▽

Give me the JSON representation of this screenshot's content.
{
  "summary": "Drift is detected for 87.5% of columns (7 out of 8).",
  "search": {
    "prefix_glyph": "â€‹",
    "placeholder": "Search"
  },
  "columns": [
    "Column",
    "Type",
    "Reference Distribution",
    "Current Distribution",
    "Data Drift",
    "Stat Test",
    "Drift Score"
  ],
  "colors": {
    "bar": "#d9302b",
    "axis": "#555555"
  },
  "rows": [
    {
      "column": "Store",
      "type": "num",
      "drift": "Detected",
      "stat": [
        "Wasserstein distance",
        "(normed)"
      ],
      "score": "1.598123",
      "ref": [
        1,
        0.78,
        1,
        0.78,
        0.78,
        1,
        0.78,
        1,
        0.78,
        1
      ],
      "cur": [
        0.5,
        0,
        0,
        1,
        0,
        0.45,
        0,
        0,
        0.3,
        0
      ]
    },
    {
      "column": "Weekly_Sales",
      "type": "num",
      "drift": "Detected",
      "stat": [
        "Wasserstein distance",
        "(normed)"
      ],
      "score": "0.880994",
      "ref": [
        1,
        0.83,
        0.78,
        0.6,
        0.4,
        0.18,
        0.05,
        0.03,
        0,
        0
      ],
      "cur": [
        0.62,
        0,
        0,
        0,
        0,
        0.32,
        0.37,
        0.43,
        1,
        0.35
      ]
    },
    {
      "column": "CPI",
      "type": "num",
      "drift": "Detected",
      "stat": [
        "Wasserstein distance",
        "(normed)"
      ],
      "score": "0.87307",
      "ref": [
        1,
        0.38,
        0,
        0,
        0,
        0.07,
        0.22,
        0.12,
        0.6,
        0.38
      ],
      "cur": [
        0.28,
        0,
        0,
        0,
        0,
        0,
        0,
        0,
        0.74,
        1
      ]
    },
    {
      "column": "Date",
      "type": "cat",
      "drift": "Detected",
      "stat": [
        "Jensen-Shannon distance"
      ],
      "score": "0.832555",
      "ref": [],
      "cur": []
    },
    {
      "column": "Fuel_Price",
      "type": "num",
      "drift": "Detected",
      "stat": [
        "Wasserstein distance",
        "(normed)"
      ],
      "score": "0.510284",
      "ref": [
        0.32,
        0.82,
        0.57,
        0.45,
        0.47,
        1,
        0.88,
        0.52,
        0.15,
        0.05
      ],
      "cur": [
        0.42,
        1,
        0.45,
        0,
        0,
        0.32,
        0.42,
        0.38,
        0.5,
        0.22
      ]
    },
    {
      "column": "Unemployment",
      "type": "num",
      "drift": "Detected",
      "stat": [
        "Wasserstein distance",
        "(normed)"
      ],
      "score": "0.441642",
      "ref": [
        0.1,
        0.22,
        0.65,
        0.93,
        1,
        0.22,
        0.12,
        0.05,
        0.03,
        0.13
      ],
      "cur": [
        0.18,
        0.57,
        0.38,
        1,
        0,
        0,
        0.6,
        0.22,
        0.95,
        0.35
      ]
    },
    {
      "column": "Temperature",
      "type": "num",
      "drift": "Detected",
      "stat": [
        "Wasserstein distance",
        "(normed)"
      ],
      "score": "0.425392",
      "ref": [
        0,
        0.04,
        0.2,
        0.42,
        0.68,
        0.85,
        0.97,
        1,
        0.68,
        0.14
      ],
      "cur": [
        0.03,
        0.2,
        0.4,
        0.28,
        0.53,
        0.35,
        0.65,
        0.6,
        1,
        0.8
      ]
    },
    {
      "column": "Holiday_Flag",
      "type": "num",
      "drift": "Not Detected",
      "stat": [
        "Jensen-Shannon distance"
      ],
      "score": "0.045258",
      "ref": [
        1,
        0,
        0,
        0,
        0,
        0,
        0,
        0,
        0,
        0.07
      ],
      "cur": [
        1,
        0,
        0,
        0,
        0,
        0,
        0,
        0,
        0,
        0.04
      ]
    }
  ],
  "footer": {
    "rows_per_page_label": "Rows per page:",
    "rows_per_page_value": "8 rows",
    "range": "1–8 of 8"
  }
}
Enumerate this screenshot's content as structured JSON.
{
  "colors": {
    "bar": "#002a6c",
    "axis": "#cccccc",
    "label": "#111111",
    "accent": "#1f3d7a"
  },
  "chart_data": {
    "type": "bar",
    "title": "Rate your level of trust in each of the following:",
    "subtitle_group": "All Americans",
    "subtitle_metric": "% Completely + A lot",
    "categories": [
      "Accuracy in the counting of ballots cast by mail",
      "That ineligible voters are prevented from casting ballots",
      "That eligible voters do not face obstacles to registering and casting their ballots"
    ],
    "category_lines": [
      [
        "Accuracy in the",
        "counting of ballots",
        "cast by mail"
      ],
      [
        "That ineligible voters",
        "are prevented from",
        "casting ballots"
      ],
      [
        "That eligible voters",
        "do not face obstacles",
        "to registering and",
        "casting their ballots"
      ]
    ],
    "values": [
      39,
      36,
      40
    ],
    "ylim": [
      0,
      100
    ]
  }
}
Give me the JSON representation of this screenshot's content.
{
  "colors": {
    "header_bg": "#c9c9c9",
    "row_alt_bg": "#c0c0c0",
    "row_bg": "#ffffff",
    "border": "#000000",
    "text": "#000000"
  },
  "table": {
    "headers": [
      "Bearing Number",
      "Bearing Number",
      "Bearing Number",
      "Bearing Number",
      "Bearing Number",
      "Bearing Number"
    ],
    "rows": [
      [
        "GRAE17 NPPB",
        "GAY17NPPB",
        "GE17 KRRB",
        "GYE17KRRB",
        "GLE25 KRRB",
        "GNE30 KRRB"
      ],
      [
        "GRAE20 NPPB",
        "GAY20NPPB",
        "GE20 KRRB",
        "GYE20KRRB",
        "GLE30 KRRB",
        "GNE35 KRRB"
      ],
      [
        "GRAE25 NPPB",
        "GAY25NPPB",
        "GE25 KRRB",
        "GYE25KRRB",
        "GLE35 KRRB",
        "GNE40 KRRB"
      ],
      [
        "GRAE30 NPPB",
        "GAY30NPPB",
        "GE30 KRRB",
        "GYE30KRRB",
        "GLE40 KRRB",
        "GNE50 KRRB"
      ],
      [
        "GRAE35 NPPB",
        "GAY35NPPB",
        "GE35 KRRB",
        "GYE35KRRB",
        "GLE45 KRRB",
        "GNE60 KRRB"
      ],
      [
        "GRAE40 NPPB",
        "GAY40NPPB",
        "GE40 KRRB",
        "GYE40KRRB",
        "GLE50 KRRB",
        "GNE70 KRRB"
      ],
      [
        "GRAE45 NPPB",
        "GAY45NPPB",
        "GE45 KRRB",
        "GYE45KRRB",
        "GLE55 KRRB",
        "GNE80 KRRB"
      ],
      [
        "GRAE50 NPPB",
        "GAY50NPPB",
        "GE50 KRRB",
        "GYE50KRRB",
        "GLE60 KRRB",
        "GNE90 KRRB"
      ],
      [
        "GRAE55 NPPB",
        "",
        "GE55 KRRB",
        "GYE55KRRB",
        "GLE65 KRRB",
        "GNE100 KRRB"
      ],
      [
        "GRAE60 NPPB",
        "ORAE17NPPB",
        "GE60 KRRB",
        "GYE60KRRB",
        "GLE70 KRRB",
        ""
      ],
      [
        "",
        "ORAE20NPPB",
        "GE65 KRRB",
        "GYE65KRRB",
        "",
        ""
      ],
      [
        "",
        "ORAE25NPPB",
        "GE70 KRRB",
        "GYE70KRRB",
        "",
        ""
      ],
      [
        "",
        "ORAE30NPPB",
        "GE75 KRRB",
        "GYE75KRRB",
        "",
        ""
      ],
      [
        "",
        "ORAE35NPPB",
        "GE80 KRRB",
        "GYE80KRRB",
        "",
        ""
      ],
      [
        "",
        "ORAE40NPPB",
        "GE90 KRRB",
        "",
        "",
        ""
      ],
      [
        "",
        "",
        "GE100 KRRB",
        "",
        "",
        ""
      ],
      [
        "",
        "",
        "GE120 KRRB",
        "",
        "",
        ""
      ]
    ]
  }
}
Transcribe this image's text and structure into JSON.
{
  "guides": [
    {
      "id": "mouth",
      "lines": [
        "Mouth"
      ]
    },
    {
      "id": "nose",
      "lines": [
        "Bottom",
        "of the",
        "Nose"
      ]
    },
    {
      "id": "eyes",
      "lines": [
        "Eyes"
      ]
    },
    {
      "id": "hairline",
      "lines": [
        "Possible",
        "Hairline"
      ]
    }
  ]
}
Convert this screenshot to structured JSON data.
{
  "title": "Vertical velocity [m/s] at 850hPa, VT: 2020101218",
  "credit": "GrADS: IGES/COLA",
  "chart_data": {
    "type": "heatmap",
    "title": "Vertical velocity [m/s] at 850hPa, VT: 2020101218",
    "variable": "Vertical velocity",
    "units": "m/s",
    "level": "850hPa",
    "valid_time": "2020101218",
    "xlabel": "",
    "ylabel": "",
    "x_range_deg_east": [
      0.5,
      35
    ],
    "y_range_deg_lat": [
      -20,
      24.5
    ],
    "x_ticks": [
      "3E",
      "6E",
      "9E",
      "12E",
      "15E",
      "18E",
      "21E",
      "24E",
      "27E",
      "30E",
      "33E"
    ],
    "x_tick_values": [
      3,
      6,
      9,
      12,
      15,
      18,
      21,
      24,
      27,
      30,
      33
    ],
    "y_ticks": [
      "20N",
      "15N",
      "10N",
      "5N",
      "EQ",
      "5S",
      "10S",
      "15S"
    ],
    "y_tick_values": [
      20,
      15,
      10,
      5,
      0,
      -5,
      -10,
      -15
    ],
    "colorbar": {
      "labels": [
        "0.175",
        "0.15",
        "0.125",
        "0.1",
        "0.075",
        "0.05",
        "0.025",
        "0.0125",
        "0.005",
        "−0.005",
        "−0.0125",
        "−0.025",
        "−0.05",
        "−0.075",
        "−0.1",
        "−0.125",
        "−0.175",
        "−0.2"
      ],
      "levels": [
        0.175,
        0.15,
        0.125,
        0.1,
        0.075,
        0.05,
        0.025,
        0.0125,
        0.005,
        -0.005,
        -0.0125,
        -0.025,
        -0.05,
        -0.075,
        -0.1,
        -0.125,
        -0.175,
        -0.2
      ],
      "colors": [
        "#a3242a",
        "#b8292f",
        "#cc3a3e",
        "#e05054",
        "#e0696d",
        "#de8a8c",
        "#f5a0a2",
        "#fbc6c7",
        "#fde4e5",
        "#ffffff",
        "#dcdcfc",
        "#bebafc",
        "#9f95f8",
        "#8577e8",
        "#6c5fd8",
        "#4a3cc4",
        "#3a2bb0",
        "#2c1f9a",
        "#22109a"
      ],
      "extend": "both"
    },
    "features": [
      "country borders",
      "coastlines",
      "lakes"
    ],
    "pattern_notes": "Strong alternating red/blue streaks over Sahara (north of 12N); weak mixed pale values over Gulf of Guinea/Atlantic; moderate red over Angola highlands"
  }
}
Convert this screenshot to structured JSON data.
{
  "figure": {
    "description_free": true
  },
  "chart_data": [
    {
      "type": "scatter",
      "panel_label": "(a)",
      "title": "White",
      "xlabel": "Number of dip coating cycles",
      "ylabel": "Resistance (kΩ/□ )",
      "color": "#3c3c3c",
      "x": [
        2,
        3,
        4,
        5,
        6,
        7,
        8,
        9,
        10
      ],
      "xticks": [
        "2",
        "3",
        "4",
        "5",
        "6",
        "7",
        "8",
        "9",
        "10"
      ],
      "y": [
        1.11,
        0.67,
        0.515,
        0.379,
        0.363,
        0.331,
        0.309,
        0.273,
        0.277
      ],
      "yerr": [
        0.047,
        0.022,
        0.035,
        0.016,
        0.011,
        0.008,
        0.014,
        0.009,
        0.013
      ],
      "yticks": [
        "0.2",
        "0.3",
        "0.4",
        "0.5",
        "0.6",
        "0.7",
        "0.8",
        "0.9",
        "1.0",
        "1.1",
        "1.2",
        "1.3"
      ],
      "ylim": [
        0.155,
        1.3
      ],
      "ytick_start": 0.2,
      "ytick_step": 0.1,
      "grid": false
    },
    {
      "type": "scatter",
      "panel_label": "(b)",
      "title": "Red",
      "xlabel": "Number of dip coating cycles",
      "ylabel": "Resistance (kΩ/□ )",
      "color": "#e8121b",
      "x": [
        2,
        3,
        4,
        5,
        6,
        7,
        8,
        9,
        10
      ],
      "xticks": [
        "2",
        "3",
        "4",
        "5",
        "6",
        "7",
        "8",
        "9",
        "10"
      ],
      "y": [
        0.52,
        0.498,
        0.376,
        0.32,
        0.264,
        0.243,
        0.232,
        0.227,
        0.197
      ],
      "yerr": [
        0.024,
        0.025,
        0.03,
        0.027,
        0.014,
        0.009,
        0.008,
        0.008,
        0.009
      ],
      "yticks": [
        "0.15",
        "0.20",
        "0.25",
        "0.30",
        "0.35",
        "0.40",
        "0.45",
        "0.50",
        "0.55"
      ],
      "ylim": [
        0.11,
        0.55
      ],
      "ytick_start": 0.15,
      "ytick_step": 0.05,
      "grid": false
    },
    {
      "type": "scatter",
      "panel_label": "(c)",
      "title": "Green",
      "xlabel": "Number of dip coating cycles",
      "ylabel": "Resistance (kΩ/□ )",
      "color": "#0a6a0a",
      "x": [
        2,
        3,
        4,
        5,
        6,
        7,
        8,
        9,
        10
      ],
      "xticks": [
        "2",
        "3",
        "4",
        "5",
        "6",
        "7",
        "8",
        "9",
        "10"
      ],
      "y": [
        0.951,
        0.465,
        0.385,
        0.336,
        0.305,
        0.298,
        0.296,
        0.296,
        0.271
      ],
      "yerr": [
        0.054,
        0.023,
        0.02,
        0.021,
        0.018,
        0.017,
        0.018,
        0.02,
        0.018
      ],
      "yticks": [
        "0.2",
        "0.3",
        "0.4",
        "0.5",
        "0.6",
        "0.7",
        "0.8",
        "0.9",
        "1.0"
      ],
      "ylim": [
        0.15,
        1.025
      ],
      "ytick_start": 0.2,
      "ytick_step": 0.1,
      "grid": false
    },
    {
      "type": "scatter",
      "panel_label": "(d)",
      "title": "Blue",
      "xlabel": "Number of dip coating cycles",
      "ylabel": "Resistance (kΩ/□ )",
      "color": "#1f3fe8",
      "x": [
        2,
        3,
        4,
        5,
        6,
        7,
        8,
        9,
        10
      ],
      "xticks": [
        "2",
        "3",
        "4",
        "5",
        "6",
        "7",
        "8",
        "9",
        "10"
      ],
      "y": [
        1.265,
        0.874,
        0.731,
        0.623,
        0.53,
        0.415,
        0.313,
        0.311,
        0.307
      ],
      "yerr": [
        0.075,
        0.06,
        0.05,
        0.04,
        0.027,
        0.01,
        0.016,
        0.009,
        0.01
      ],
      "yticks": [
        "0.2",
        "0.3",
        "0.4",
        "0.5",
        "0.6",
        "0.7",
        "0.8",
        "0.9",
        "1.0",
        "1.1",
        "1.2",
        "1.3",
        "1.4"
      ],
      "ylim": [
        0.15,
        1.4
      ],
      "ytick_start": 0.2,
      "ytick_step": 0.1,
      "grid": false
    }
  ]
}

△

» Set exercise:
Which lines above hold the word "ballots"? Copy each of them.

» The completed task:
      "Accuracy in the counting of ballots cast by mail",
      "That ineligible voters are prevented from casting ballots",
      "That eligible voters do not face obstacles to registering and casting their ballots"
        "counting of ballots",
        "casting ballots"
        "casting their ballots"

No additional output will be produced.